- [Exercise requirements] Using the excerpt about the PSUV and the vote, decide whether each statement agrees with it. Answer yes or no for each, and quote the deciding words. (a) The economic assault on the working class has been going on for the last 10 years. (b) Some public administration workers were pressured by their bosses to go and vote. (c) The "CLAP" is a program of government-provided food parcels.

This constitutes without any doubt, from an historical point of view, an extraordinarily remarkable quality. Never before in the history of the workers’ movement has the working class of any nation maintained itself on a war footing against the attacks of the counter-revolution for so long, still less with the savage economic assault from which it has been suffering progressively over the last 5 years.

Thirdly, there is the role played by the PSUV party machinery, which applied a great deal of pressure on its Chavista base in order to mobilise it into the voting stations. It could even be said that, in a much more accentuated way than in previous elections, the cadres of the party apparatus used social benefits such as the “CLAP” (government provided food parcels), old-age pensions, special pensions such as “mothers of the barrio” and the “chamba juvenil” plan, in order to pressurise recipients of these benefits to mobilise for the vote, practically a clear act of blackmail. The same thing occurred amongst sections of public administration workers who were pressurised by their bosses to go and vote.

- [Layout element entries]
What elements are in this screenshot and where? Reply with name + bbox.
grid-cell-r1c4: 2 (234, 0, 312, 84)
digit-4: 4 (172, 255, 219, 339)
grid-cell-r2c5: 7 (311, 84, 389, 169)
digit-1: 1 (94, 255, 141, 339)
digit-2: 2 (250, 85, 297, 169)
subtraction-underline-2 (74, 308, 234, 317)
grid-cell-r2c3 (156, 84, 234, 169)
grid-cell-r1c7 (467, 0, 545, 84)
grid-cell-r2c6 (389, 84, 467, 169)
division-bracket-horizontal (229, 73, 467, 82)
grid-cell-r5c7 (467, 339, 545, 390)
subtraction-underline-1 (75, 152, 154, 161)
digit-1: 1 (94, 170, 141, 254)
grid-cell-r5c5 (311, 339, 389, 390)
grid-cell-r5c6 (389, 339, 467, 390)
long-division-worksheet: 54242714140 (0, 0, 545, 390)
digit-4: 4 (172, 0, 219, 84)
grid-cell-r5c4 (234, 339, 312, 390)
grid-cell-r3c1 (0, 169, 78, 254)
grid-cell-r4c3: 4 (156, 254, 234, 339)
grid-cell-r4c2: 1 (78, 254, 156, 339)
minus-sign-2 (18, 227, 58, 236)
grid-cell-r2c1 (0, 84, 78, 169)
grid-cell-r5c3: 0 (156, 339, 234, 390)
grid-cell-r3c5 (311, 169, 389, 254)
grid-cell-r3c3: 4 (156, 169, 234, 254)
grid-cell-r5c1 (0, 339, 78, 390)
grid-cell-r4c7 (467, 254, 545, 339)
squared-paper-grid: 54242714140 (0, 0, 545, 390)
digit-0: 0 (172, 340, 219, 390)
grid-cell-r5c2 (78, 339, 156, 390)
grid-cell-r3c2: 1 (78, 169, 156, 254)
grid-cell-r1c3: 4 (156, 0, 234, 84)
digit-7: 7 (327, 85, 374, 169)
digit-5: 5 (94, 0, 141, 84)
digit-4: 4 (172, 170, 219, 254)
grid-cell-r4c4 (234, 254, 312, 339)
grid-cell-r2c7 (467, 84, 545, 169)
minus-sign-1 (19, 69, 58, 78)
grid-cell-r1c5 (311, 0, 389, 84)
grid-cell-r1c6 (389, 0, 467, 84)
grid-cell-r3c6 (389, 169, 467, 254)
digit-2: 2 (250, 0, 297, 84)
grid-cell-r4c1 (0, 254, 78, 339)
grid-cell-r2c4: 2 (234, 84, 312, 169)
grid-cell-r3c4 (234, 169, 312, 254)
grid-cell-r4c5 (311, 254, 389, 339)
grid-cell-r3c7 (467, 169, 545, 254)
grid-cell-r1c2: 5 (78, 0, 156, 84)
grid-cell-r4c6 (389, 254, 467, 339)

- [The response]
(a) No: "over the last 5 years"
(b) Yes: "pressurised by their bosses to go and vote"
(c) Yes: "the “CLAP” (government provided food parcels)"